TASK INSTRUCTIONS
Report the count of lines containing the word "resources" in the entries below, and nothing more.

# # #

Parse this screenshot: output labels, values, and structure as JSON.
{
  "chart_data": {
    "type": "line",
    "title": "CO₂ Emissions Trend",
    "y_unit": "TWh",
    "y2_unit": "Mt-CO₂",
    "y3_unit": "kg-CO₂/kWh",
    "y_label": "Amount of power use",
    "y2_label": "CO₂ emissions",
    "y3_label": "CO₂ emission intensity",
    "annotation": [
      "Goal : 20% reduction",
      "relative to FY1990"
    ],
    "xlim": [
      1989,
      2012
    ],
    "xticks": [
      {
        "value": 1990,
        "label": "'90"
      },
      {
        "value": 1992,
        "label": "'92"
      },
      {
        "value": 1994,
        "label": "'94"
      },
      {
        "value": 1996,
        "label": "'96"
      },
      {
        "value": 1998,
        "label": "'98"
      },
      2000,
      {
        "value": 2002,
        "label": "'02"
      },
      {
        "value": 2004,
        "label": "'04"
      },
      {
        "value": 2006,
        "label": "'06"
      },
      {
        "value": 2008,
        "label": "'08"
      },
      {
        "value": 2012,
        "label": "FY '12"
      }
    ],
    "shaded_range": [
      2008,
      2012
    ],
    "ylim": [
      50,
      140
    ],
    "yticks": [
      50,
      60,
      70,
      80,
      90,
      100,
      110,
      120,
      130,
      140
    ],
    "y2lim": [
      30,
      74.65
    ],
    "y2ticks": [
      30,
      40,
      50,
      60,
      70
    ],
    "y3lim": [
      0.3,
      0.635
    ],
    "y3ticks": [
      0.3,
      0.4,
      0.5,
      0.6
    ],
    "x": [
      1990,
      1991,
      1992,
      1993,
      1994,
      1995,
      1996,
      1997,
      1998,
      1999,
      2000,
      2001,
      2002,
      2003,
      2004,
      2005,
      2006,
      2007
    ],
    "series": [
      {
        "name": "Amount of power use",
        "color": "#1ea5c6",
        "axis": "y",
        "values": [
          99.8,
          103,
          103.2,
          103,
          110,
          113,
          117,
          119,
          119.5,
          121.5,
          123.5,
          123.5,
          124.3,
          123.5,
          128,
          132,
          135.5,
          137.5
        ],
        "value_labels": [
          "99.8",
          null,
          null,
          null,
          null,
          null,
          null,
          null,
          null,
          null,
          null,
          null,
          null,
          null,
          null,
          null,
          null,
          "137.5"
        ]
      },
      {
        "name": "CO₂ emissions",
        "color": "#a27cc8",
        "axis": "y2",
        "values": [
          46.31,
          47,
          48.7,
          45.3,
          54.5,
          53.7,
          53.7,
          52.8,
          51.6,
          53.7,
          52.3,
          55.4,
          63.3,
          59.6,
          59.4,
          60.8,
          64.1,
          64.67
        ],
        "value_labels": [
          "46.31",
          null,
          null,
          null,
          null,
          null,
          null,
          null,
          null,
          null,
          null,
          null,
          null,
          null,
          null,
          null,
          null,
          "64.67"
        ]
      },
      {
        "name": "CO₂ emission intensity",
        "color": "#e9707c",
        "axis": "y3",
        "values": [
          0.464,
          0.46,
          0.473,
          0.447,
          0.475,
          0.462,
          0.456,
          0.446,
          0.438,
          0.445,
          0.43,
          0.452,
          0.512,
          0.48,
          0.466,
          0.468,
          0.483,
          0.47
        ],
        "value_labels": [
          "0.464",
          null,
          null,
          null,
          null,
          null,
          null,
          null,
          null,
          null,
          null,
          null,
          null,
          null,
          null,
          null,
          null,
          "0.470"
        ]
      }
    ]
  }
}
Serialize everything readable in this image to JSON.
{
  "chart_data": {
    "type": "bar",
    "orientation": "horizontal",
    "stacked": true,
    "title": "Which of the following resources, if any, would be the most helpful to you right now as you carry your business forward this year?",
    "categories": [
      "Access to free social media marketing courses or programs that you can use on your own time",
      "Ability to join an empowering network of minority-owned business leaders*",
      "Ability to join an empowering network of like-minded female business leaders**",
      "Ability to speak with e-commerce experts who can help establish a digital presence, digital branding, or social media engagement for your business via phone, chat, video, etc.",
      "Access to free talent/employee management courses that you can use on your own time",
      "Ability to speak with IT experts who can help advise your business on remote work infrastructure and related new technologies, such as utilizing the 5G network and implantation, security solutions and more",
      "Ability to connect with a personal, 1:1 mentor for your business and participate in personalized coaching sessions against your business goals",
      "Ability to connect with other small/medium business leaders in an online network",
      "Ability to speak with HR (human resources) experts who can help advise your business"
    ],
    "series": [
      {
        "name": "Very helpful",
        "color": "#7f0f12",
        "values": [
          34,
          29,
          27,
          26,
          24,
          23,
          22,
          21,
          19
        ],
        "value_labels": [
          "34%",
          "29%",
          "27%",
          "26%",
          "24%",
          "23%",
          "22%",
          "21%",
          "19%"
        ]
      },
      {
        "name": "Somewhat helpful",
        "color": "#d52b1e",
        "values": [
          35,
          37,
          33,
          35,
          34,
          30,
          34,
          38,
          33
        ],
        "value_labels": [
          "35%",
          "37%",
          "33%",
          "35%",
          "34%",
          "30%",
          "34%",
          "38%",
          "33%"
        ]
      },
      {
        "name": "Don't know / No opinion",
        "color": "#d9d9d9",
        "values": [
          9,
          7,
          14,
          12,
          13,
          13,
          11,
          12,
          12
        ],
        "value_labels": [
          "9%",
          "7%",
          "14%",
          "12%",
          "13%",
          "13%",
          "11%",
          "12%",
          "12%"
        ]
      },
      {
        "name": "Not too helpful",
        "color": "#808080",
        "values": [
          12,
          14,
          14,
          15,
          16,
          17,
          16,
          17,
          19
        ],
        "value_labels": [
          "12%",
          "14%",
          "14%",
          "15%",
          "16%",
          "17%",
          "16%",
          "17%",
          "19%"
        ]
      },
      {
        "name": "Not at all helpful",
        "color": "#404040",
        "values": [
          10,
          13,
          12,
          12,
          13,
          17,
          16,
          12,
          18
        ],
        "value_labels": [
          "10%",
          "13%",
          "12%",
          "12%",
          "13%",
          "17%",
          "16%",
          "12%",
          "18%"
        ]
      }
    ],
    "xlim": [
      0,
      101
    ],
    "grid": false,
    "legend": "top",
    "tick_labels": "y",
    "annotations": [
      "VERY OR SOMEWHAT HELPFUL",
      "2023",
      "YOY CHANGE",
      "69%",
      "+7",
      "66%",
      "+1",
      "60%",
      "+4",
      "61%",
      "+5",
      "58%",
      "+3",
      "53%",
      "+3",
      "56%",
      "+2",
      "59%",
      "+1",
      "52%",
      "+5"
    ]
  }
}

# # #

EXPECTED ANSWER
2